His death a day later froze him in time as a symbol of that era. For many American liberals, especially after that year’s election culminated in the victory of Richard Nixon, he also became a symbol of not just a better past, but also a better future that might have been. Lost in the aftermath of his death and the tumultuous events of the rest of 1968, is the matter of just how liberal Robert Kennedy really was.

The historical record, in fact, is clear: until 1963, at least, liberalism was not Kennedy’s primary characteristic. He had been born in 1925, on the leading edge of the Silent Generation. Like so many men born in that year, he had gone into the wartime military, but too late actually to reach combat. During the 1950s and early 1960s he seemed determined to prove that he was as tough as any of the next older generation, including his two older brothers, each of whom had distinguished himself, and one of whom had died, in combat. As counsel to the Senate Rackets Committee, he brought mobsters and labor bosses to Washington to embarrass them in public, and began his long and eventually successful campaign to put Teamster boss Jimmy Hoffa behind bars. Managing his brother’s campaign in 1960, he ruthlessly warned delegates about the consequences of not endorsing JFK quickly enough.

As he freely admitted in oral histories he did in 1964-5, his attacks on unions helped JFK secure some support from southern Democratic governments, for whom union organizers ranked second only to civil rights workers as dangerous outside agitators.

When his brother appointed him Attorney General, his top priority was a concerted attack on organized crime, and in April he had immigration agents kidnap New Orleans mobster Carlos Marcello, an undocumented immigrant, and fly him out of the country to Guatemala. (Marcello returned and, as I argued in my book The Road to Dallas, was connected through the mob to the assassination of President Kennedy.) When that same spring the first civil rights crisis of the Kennedy Administration began, as the Freedom Riders made their way south, RFK asked the organizers to halt the rides because they would embarrass the President while he traveled in Europe.

Kennedy did evolve significantly on civil rights in the first half of 1963, but not out of moral outrage. Martin Luther King Jr.’s campaign for the desegregation of public accommodations in Birmingham had provoked shocking violence, and more such episodes would surely follow. As Kennedy explained in his oral histories a year later, the Justice Department simply did not have the manpower to protect demonstrators against violence, and he therefore saw no choice but to introduce legislation that would meet their demands and get the question off the streets. So was born the great Civil Rights Act of 1964. His commitment was tactical and political, not emotional.

### Available data
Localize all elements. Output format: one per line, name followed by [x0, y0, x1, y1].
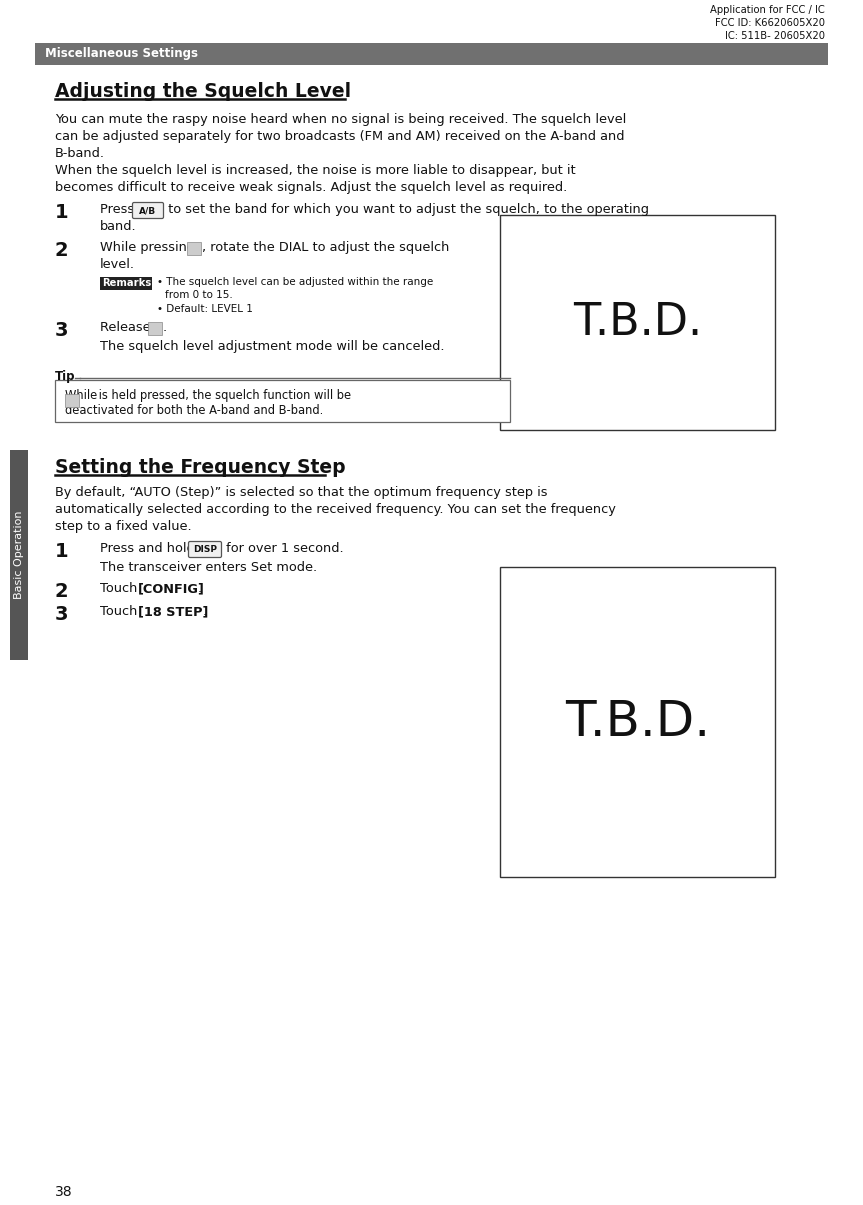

### Short task A
Decide whether each statement below agrees with the passage on Robert Kennedy. Answer yes or no for each, and quote the words of the passage that settle it.
(i) Kennedy reached combat during his wartime military service.
(ii) As Attorney General, Kennedy made an attack on organized crime his top priority.
(iii) Kennedy's shift on civil rights in 1963 grew out of moral outrage.
### Short task B
Write the next part of the passage on Robert Kennedy, picking up after its final sentence.

### Right answer A
(i) No: "he had gone into the wartime military, but too late actually to reach combat."
(ii) Yes: "his top priority was a concerted attack on organized crime."
(iii) No: "Kennedy did evolve significantly on civil rights in the first half of 1963, but not out of moral outrage."

### Right answer B
Later in that same year, apparently worried by J. Edgar Hoover’s accusations of Communist influence on Martin Luther King Jr., he suggested that the FBI tap King’s phone. Courtney Evans, his FBI liaison, suggested that the idea was too dangerous, but RFK ordered him to go ahead anyway. Shortly before the March on Washington in August of 1963, he dismissively asked civil rights activist Marietta Tree if she planned to participate in the event, along with “that old black fairy” Bayard Rustin and Martin Luther King, Jr, whose personal indiscretions, he said, were well known to the government. In an oral history early in 1965, Kennedy described a meeting James Baldwin had arranged between him and some younger, more militant black activists in April 1963. He was still disgusted by their anger and threats, and by the failure of the older leaders present to stand up to them.

The oral histories also include a discussion of Vietnam — and here RFK emerges as more hawkish than his older brother. He claimed that his brother “had a strong, overwhelming reason for being in Vietnam, and that we should win the war in Vietnam,” in order to avoid a further spread of Communism and a worldwide defeat for the U.S, but in fact, JFK had twice refused to declare the survival of South Vietnam a vital interest of the U.S. RFK vocally opposed the coup against Ngo Dinh Diem in the fall of 1963. He shared his brother’s desire to achieve détente with the Soviets, but in the Third World he focused on fighting the Cold War more effectively.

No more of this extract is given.